WORK INSTRUCTIONS: Count how many lines of the material contain the string "title", then give that number and nothing more.

Entries from a visual dataset
────────────────────

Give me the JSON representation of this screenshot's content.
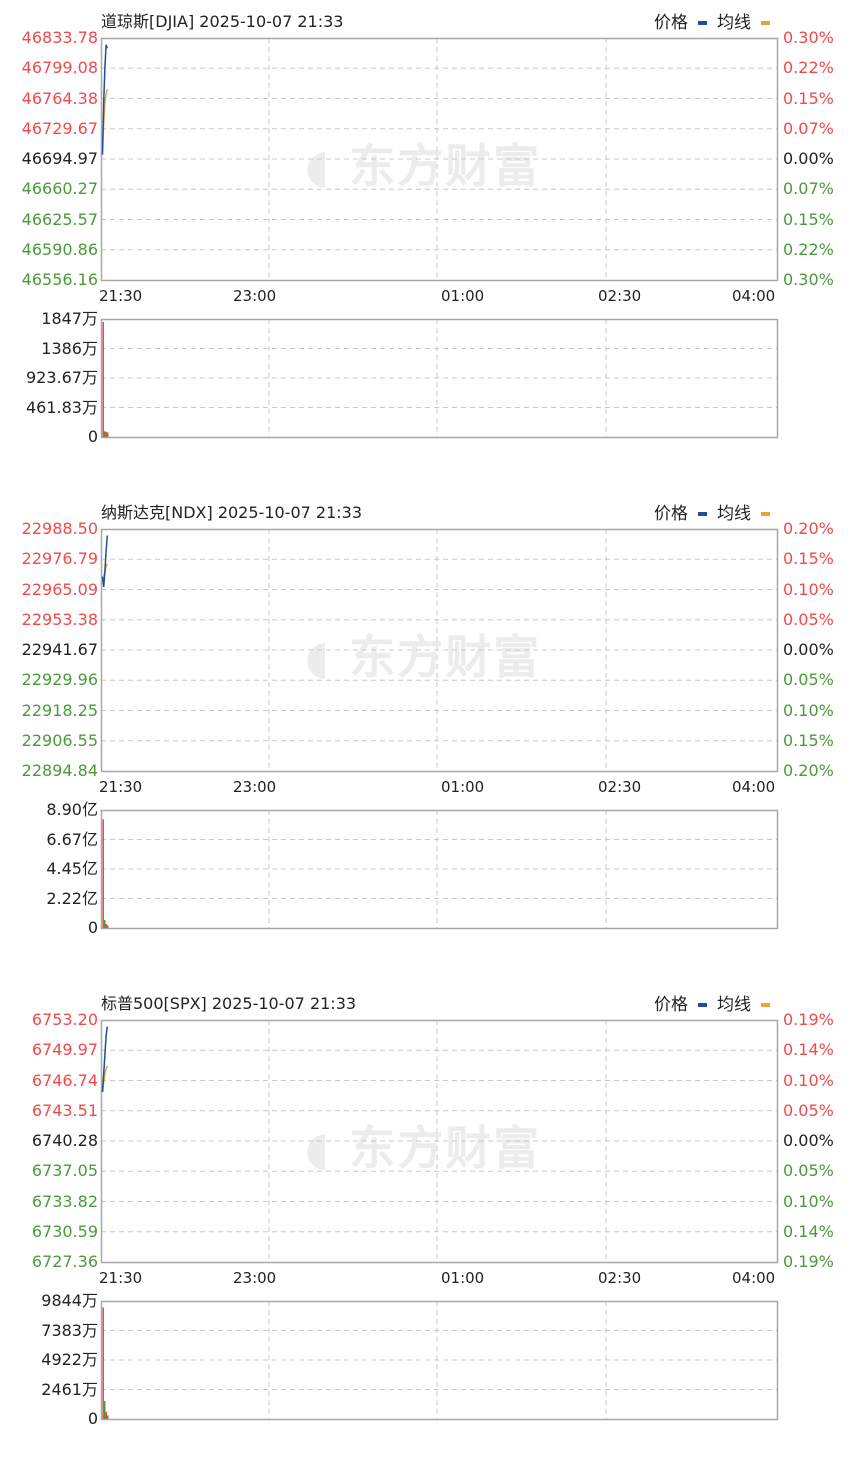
{
  "legend": {
    "price_label": "价格",
    "avg_label": "均线",
    "price_color": "#1f4e9c",
    "avg_color": "#e0a830"
  },
  "watermark": "东方财富",
  "colors": {
    "up": "#f04a4a",
    "down": "#4a9a3a",
    "flat": "#222222"
  },
  "time_axis": [
    "21:30",
    "23:00",
    "01:00",
    "02:30",
    "04:00"
  ],
  "panels": [
    {
      "title": "道琼斯[DJIA] 2025-10-07 21:33",
      "price_labels": [
        "46833.78",
        "46799.08",
        "46764.38",
        "46729.67",
        "46694.97",
        "46660.27",
        "46625.57",
        "46590.86",
        "46556.16"
      ],
      "pct_labels": [
        "0.30%",
        "0.22%",
        "0.15%",
        "0.07%",
        "0.00%",
        "0.07%",
        "0.15%",
        "0.22%",
        "0.30%"
      ],
      "volume_labels": [
        "1847万",
        "1386万",
        "923.67万",
        "461.83万",
        "0"
      ],
      "volume_max": 1847,
      "prices": [
        46700,
        46760,
        46800,
        46826,
        46822
      ],
      "avg": [
        46705,
        46735,
        46760,
        46770,
        46775
      ],
      "volumes": [
        1800,
        90,
        80,
        70
      ]
    },
    {
      "title": "纳斯达克[NDX] 2025-10-07 21:33",
      "price_labels": [
        "22988.50",
        "22976.79",
        "22965.09",
        "22953.38",
        "22941.67",
        "22929.96",
        "22918.25",
        "22906.55",
        "22894.84"
      ],
      "pct_labels": [
        "0.20%",
        "0.15%",
        "0.10%",
        "0.05%",
        "0.00%",
        "0.05%",
        "0.10%",
        "0.15%",
        "0.20%"
      ],
      "volume_labels": [
        "8.90亿",
        "6.67亿",
        "4.45亿",
        "2.22亿",
        "0"
      ],
      "volume_max": 8.9,
      "prices": [
        22970,
        22966,
        22972,
        22980,
        22986
      ],
      "avg": [
        22970,
        22970,
        22972,
        22974,
        22975
      ],
      "volumes": [
        8.2,
        0.6,
        0.3,
        0.2
      ]
    },
    {
      "title": "标普500[SPX] 2025-10-07 21:33",
      "price_labels": [
        "6753.20",
        "6749.97",
        "6746.74",
        "6743.51",
        "6740.28",
        "6737.05",
        "6733.82",
        "6730.59",
        "6727.36"
      ],
      "pct_labels": [
        "0.19%",
        "0.14%",
        "0.10%",
        "0.05%",
        "0.00%",
        "0.05%",
        "0.10%",
        "0.14%",
        "0.19%"
      ],
      "volume_labels": [
        "9844万",
        "7383万",
        "4922万",
        "2461万",
        "0"
      ],
      "volume_max": 9844,
      "prices": [
        6745.5,
        6747.5,
        6749.5,
        6751.5,
        6752.5
      ],
      "avg": [
        6745.5,
        6746.5,
        6747.5,
        6748,
        6748.3
      ],
      "volumes": [
        9300,
        1500,
        600,
        300
      ]
    }
  ]
}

────────────────────

WORKED SOLUTION: 3